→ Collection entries
---+---

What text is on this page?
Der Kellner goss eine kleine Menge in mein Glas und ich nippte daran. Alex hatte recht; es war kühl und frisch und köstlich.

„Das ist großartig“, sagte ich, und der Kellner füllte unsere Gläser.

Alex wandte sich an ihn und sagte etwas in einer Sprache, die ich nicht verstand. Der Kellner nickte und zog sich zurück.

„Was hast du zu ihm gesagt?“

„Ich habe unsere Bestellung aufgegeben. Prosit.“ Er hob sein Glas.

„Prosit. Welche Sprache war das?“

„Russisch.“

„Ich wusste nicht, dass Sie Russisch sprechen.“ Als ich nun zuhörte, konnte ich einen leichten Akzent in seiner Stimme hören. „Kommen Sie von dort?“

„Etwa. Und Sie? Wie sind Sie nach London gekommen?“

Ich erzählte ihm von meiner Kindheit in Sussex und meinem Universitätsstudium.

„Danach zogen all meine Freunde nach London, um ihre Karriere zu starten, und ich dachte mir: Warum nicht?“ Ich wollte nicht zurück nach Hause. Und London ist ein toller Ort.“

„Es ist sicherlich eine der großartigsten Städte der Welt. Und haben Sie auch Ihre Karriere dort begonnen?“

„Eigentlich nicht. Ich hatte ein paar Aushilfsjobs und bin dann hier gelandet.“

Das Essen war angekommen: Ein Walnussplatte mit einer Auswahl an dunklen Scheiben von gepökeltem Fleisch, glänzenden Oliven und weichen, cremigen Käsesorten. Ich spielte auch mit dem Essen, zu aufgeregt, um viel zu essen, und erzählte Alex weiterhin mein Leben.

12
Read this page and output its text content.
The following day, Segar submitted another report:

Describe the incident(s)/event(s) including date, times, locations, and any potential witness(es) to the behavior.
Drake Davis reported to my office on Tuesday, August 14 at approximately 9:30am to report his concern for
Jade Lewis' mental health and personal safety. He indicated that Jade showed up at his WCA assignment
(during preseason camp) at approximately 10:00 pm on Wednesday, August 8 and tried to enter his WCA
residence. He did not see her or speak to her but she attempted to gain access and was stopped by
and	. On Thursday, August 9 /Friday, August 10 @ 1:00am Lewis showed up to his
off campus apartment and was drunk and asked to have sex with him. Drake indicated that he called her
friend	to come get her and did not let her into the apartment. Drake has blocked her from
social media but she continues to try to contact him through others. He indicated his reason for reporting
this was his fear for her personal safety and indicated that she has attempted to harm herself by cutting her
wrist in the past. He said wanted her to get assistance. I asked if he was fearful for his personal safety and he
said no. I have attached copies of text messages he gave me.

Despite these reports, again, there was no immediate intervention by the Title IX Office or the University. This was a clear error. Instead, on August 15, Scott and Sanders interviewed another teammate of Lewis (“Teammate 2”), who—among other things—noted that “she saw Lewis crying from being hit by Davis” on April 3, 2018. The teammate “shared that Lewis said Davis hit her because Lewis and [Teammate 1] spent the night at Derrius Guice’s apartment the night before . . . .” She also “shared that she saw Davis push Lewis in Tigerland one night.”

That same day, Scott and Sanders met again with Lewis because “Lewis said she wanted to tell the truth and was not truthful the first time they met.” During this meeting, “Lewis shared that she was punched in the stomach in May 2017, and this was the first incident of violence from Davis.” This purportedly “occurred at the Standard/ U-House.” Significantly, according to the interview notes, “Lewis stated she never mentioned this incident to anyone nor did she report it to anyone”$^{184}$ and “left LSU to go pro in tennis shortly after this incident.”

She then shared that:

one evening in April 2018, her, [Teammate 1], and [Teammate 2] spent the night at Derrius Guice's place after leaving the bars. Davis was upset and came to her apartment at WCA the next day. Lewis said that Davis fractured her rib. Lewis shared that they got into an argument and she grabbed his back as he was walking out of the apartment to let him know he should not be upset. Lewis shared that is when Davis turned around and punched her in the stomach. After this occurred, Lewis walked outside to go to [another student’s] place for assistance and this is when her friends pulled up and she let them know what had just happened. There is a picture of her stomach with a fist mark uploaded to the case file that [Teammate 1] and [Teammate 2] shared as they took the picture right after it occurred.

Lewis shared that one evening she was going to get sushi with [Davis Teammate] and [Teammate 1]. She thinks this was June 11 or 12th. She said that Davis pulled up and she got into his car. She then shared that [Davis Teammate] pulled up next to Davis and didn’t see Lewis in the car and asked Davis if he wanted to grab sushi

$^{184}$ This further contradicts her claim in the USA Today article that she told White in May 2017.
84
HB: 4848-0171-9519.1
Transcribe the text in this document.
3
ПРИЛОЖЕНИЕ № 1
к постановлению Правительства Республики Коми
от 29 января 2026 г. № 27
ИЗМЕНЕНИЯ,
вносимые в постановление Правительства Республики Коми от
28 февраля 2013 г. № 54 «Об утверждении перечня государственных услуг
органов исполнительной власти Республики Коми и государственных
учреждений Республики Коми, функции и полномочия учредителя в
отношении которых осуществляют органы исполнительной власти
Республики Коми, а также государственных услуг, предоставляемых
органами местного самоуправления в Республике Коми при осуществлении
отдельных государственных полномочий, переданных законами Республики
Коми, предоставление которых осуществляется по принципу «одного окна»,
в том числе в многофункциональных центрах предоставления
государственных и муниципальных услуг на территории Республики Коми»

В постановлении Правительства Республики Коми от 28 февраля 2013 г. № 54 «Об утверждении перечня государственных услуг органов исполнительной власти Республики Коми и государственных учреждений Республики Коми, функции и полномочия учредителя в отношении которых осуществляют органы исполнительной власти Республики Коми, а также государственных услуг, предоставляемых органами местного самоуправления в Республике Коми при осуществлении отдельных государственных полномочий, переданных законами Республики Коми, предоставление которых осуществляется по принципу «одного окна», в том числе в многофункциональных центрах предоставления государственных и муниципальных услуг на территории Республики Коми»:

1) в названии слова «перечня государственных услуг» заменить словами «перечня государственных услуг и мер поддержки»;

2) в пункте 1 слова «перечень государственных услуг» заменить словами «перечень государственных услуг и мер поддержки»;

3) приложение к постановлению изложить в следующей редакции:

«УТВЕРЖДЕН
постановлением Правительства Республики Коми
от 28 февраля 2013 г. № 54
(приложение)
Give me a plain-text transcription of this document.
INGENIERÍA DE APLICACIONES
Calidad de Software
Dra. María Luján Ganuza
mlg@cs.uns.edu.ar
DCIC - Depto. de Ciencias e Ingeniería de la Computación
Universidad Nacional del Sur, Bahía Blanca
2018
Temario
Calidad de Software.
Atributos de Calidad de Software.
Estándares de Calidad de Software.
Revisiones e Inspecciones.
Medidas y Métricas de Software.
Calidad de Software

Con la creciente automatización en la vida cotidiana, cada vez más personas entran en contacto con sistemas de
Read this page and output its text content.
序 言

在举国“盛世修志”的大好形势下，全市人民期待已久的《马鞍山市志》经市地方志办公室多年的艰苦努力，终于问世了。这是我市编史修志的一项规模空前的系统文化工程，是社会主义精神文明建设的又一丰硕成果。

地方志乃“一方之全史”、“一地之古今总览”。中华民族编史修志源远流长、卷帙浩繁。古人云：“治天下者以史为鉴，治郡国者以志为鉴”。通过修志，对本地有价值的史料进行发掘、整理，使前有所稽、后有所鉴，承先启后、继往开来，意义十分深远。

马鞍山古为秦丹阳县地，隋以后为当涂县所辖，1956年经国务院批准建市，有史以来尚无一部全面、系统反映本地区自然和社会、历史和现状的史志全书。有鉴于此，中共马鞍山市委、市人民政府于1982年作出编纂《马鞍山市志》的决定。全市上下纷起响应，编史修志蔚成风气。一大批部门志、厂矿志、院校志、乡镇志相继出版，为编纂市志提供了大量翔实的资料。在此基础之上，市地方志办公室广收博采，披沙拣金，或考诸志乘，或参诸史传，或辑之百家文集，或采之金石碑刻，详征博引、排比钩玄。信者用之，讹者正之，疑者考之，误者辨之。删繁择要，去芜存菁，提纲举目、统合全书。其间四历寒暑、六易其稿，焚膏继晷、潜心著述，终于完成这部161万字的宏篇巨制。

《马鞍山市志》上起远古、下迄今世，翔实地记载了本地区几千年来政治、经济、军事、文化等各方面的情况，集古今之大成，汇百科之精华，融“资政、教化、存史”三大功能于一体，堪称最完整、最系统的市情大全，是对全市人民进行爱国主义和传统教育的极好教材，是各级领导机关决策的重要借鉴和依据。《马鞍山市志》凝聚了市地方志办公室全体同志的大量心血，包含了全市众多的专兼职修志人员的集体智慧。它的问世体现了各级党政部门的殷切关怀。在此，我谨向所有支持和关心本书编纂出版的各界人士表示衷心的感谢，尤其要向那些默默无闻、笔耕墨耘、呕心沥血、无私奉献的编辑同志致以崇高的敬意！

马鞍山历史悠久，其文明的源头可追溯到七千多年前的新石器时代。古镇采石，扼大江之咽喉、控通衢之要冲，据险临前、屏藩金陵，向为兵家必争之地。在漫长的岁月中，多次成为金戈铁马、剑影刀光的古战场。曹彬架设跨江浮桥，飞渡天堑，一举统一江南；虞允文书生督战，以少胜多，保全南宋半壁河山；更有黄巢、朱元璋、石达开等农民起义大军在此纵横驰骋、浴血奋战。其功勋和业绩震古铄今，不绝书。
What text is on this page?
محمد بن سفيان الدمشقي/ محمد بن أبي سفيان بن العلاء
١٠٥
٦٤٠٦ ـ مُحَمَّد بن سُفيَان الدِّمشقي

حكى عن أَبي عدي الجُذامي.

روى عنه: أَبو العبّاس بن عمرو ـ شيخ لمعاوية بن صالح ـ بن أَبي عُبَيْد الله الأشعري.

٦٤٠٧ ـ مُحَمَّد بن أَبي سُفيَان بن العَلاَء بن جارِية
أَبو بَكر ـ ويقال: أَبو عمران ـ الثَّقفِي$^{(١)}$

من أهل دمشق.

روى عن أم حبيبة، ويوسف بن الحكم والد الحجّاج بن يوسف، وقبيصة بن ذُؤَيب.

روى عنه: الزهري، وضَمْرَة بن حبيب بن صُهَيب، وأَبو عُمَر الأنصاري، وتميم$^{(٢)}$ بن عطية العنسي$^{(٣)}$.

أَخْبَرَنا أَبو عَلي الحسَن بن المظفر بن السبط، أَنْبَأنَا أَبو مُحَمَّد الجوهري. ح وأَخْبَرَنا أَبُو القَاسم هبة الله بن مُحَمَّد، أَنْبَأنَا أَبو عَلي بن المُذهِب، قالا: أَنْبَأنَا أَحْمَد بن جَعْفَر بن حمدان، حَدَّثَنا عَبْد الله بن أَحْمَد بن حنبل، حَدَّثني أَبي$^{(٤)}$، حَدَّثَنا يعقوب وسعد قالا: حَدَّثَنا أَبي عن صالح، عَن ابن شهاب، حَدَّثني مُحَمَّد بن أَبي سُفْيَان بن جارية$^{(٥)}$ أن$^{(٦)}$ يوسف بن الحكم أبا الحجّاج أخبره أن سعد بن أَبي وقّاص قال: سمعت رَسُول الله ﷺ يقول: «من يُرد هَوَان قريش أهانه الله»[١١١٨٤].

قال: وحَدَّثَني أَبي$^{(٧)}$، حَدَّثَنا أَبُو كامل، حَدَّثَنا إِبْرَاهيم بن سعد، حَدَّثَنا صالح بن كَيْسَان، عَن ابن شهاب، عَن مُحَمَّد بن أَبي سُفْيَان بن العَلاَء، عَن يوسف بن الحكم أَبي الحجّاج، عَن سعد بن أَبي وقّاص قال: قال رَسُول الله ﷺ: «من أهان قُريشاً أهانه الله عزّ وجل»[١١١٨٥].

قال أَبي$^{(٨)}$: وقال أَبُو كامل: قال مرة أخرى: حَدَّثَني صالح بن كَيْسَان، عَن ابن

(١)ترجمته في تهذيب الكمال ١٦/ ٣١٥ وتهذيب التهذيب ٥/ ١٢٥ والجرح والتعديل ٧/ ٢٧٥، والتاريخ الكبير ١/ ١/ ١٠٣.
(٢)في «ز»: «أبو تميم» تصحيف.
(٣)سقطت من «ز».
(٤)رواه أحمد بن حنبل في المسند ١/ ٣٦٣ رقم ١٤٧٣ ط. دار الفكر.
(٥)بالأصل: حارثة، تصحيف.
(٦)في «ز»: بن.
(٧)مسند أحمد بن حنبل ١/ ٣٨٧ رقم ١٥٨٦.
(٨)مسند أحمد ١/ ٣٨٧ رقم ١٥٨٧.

---+---

→ WHAT YOU WILL DO
Which lines above contain "incident"? Show each of them.

→ RESPONSE FOR THIS EXERCISE
Describe the incident(s)/event(s) including date, times, locations, and any potential witness(es) to the behavior.
That same day, Scott and Sanders met again with Lewis because “Lewis said she wanted to tell the truth and was not truthful the first time they met.” During this meeting, “Lewis shared that she was punched in the stomach in May 2017, and this was the first incident of violence from Davis.” This purportedly “occurred at the Standard/ U-House.” Significantly, according to the interview notes, “Lewis stated she never mentioned this incident to anyone nor did she report it to anyone”$^{184}$ and “left LSU to go pro in tennis shortly after this incident.”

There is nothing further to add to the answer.